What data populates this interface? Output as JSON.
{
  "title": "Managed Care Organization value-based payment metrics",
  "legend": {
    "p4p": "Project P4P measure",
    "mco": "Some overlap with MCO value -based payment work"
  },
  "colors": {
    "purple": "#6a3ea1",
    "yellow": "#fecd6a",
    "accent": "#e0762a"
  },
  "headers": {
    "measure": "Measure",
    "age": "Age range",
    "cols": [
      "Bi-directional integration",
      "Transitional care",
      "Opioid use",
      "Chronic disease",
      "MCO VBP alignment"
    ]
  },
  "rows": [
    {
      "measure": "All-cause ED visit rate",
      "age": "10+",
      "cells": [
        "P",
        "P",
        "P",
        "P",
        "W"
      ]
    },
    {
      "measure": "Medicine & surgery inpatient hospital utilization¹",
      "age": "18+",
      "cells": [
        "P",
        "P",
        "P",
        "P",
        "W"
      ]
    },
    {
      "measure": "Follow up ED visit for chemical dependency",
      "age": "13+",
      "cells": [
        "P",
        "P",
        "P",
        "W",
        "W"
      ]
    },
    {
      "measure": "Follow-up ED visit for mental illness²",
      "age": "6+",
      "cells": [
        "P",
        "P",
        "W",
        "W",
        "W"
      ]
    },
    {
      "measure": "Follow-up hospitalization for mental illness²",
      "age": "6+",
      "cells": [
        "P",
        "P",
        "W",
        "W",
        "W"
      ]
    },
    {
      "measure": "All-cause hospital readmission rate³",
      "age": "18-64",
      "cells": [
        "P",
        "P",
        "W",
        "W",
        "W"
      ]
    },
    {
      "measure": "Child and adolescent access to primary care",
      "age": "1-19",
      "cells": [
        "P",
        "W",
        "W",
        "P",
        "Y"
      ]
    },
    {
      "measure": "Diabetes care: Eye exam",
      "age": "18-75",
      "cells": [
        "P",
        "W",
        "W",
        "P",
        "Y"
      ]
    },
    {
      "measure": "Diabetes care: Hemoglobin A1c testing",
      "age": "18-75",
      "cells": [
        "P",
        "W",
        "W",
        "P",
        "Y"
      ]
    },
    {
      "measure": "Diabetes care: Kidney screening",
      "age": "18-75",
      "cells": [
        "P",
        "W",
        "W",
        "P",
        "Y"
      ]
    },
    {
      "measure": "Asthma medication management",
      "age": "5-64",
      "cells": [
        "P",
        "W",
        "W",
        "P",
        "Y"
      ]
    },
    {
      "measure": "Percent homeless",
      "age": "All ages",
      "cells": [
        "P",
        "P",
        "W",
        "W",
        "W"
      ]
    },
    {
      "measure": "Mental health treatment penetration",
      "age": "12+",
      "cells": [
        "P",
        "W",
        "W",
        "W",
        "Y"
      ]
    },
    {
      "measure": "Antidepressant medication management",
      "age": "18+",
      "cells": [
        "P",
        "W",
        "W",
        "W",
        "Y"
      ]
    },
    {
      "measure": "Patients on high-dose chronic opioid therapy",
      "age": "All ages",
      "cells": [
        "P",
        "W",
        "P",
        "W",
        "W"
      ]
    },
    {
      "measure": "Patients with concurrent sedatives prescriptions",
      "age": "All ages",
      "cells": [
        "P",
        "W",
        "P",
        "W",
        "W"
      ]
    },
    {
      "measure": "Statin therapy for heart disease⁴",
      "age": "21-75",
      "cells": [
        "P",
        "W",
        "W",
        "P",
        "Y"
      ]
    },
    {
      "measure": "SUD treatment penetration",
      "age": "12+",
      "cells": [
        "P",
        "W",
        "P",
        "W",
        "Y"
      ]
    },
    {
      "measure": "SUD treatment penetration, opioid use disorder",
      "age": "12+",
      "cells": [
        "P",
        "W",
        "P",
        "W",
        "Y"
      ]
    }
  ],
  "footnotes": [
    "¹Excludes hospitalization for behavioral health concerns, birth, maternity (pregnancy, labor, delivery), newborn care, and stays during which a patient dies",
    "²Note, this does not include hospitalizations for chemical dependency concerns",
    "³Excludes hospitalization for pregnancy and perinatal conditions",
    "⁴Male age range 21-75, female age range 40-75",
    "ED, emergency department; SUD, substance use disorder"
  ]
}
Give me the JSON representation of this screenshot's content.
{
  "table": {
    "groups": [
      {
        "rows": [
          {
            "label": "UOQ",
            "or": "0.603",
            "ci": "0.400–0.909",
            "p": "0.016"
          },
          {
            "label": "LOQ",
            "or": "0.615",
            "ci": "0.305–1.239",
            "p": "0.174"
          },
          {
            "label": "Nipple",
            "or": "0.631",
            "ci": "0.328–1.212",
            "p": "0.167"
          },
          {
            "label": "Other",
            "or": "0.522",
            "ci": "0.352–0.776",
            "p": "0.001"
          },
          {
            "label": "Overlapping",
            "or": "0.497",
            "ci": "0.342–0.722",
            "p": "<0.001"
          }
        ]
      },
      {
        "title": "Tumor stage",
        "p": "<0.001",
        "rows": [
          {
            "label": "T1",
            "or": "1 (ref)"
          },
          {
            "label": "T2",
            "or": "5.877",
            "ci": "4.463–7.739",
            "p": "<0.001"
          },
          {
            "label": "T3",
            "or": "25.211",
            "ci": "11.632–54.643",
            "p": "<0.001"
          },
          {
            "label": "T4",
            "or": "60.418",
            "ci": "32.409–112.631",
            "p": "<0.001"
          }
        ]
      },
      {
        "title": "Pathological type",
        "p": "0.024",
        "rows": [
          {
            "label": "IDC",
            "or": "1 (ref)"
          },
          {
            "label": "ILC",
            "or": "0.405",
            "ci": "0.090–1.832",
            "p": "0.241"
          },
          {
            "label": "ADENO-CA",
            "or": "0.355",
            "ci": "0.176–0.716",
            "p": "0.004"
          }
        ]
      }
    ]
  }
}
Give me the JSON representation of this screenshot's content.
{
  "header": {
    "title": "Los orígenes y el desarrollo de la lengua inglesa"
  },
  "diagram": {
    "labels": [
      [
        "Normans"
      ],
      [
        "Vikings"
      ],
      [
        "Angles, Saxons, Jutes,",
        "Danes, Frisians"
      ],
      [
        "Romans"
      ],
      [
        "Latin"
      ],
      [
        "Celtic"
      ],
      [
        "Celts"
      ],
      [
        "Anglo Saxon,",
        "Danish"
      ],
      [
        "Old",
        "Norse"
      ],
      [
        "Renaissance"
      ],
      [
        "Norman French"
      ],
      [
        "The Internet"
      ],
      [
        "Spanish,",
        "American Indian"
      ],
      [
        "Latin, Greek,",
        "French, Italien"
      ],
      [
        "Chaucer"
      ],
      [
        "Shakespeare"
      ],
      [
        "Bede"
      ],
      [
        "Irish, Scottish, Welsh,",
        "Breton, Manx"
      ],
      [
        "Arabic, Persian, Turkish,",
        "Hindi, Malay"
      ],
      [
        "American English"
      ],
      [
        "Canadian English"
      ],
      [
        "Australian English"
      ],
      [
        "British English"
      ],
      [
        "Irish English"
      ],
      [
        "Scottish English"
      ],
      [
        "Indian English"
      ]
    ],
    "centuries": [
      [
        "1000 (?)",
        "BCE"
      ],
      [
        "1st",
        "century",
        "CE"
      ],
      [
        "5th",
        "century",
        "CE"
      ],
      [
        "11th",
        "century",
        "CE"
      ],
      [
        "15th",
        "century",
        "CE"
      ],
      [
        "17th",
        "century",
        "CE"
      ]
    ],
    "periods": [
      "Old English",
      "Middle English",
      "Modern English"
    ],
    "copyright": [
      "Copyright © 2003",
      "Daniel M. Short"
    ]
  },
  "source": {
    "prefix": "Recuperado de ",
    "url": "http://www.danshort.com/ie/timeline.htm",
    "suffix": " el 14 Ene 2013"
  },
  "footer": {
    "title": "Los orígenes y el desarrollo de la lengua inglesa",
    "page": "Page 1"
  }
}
--*--
### Task details
Each record has to be given again exactly as written.

### Response to this exercise
What data populates this interface? Output as JSON.
{
  "title": "Managed Care Organization value-based payment metrics",
  "legend": {
    "p4p": "Project P4P measure",
    "mco": "Some overlap with MCO value -based payment work"
  },
  "colors": {
    "purple": "#6a3ea1",
    "yellow": "#fecd6a",
    "accent": "#e0762a"
  },
  "headers": {
    "measure": "Measure",
    "age": "Age range",
    "cols": [
      "Bi-directional integration",
      "Transitional care",
      "Opioid use",
      "Chronic disease",
      "MCO VBP alignment"
    ]
  },
  "rows": [
    {
      "measure": "All-cause ED visit rate",
      "age": "10+",
      "cells": [
        "P",
        "P",
        "P",
        "P",
        "W"
      ]
    },
    {
      "measure": "Medicine & surgery inpatient hospital utilization¹",
      "age": "18+",
      "cells": [
        "P",
        "P",
        "P",
        "P",
        "W"
      ]
    },
    {
      "measure": "Follow up ED visit for chemical dependency",
      "age": "13+",
      "cells": [
        "P",
        "P",
        "P",
        "W",
        "W"
      ]
    },
    {
      "measure": "Follow-up ED visit for mental illness²",
      "age": "6+",
      "cells": [
        "P",
        "P",
        "W",
        "W",
        "W"
      ]
    },
    {
      "measure": "Follow-up hospitalization for mental illness²",
      "age": "6+",
      "cells": [
        "P",
        "P",
        "W",
        "W",
        "W"
      ]
    },
    {
      "measure": "All-cause hospital readmission rate³",
      "age": "18-64",
      "cells": [
        "P",
        "P",
        "W",
        "W",
        "W"
      ]
    },
    {
      "measure": "Child and adolescent access to primary care",
      "age": "1-19",
      "cells": [
        "P",
        "W",
        "W",
        "P",
        "Y"
      ]
    },
    {
      "measure": "Diabetes care: Eye exam",
      "age": "18-75",
      "cells": [
        "P",
        "W",
        "W",
        "P",
        "Y"
      ]
    },
    {
      "measure": "Diabetes care: Hemoglobin A1c testing",
      "age": "18-75",
      "cells": [
        "P",
        "W",
        "W",
        "P",
        "Y"
      ]
    },
    {
      "measure": "Diabetes care: Kidney screening",
      "age": "18-75",
      "cells": [
        "P",
        "W",
        "W",
        "P",
        "Y"
      ]
    },
    {
      "measure": "Asthma medication management",
      "age": "5-64",
      "cells": [
        "P",
        "W",
        "W",
        "P",
        "Y"
      ]
    },
    {
      "measure": "Percent homeless",
      "age": "All ages",
      "cells": [
        "P",
        "P",
        "W",
        "W",
        "W"
      ]
    },
    {
      "measure": "Mental health treatment penetration",
      "age": "12+",
      "cells": [
        "P",
        "W",
        "W",
        "W",
        "Y"
      ]
    },
    {
      "measure": "Antidepressant medication management",
      "age": "18+",
      "cells": [
        "P",
        "W",
        "W",
        "W",
        "Y"
      ]
    },
    {
      "measure": "Patients on high-dose chronic opioid therapy",
      "age": "All ages",
      "cells": [
        "P",
        "W",
        "P",
        "W",
        "W"
      ]
    },
    {
      "measure": "Patients with concurrent sedatives prescriptions",
      "age": "All ages",
      "cells": [
        "P",
        "W",
        "P",
        "W",
        "W"
      ]
    },
    {
      "measure": "Statin therapy for heart disease⁴",
      "age": "21-75",
      "cells": [
        "P",
        "W",
        "W",
        "P",
        "Y"
      ]
    },
    {
      "measure": "SUD treatment penetration",
      "age": "12+",
      "cells": [
        "P",
        "W",
        "P",
        "W",
        "Y"
      ]
    },
    {
      "measure": "SUD treatment penetration, opioid use disorder",
      "age": "12+",
      "cells": [
        "P",
        "W",
        "P",
        "W",
        "Y"
      ]
    }
  ],
  "footnotes": [
    "¹Excludes hospitalization for behavioral health concerns, birth, maternity (pregnancy, labor, delivery), newborn care, and stays during which a patient dies",
    "²Note, this does not include hospitalizations for chemical dependency concerns",
    "³Excludes hospitalization for pregnancy and perinatal conditions",
    "⁴Male age range 21-75, female age range 40-75",
    "ED, emergency department; SUD, substance use disorder"
  ]
}
Give me the JSON representation of this screenshot's content.
{
  "table": {
    "groups": [
      {
        "rows": [
          {
            "label": "UOQ",
            "or": "0.603",
            "ci": "0.400–0.909",
            "p": "0.016"
          },
          {
            "label": "LOQ",
            "or": "0.615",
            "ci": "0.305–1.239",
            "p": "0.174"
          },
          {
            "label": "Nipple",
            "or": "0.631",
            "ci": "0.328–1.212",
            "p": "0.167"
          },
          {
            "label": "Other",
            "or": "0.522",
            "ci": "0.352–0.776",
            "p": "0.001"
          },
          {
            "label": "Overlapping",
            "or": "0.497",
            "ci": "0.342–0.722",
            "p": "<0.001"
          }
        ]
      },
      {
        "title": "Tumor stage",
        "p": "<0.001",
        "rows": [
          {
            "label": "T1",
            "or": "1 (ref)"
          },
          {
            "label": "T2",
            "or": "5.877",
            "ci": "4.463–7.739",
            "p": "<0.001"
          },
          {
            "label": "T3",
            "or": "25.211",
            "ci": "11.632–54.643",
            "p": "<0.001"
          },
          {
            "label": "T4",
            "or": "60.418",
            "ci": "32.409–112.631",
            "p": "<0.001"
          }
        ]
      },
      {
        "title": "Pathological type",
        "p": "0.024",
        "rows": [
          {
            "label": "IDC",
            "or": "1 (ref)"
          },
          {
            "label": "ILC",
            "or": "0.405",
            "ci": "0.090–1.832",
            "p": "0.241"
          },
          {
            "label": "ADENO-CA",
            "or": "0.355",
            "ci": "0.176–0.716",
            "p": "0.004"
          }
        ]
      }
    ]
  }
}
Give me the JSON representation of this screenshot's content.
{
  "header": {
    "title": "Los orígenes y el desarrollo de la lengua inglesa"
  },
  "diagram": {
    "labels": [
      [
        "Normans"
      ],
      [
        "Vikings"
      ],
      [
        "Angles, Saxons, Jutes,",
        "Danes, Frisians"
      ],
      [
        "Romans"
      ],
      [
        "Latin"
      ],
      [
        "Celtic"
      ],
      [
        "Celts"
      ],
      [
        "Anglo Saxon,",
        "Danish"
      ],
      [
        "Old",
        "Norse"
      ],
      [
        "Renaissance"
      ],
      [
        "Norman French"
      ],
      [
        "The Internet"
      ],
      [
        "Spanish,",
        "American Indian"
      ],
      [
        "Latin, Greek,",
        "French, Italien"
      ],
      [
        "Chaucer"
      ],
      [
        "Shakespeare"
      ],
      [
        "Bede"
      ],
      [
        "Irish, Scottish, Welsh,",
        "Breton, Manx"
      ],
      [
        "Arabic, Persian, Turkish,",
        "Hindi, Malay"
      ],
      [
        "American English"
      ],
      [
        "Canadian English"
      ],
      [
        "Australian English"
      ],
      [
        "British English"
      ],
      [
        "Irish English"
      ],
      [
        "Scottish English"
      ],
      [
        "Indian English"
      ]
    ],
    "centuries": [
      [
        "1000 (?)",
        "BCE"
      ],
      [
        "1st",
        "century",
        "CE"
      ],
      [
        "5th",
        "century",
        "CE"
      ],
      [
        "11th",
        "century",
        "CE"
      ],
      [
        "15th",
        "century",
        "CE"
      ],
      [
        "17th",
        "century",
        "CE"
      ]
    ],
    "periods": [
      "Old English",
      "Middle English",
      "Modern English"
    ],
    "copyright": [
      "Copyright © 2003",
      "Daniel M. Short"
    ]
  },
  "source": {
    "prefix": "Recuperado de ",
    "url": "http://www.danshort.com/ie/timeline.htm",
    "suffix": " el 14 Ene 2013"
  },
  "footer": {
    "title": "Los orígenes y el desarrollo de la lengua inglesa",
    "page": "Page 1"
  }
}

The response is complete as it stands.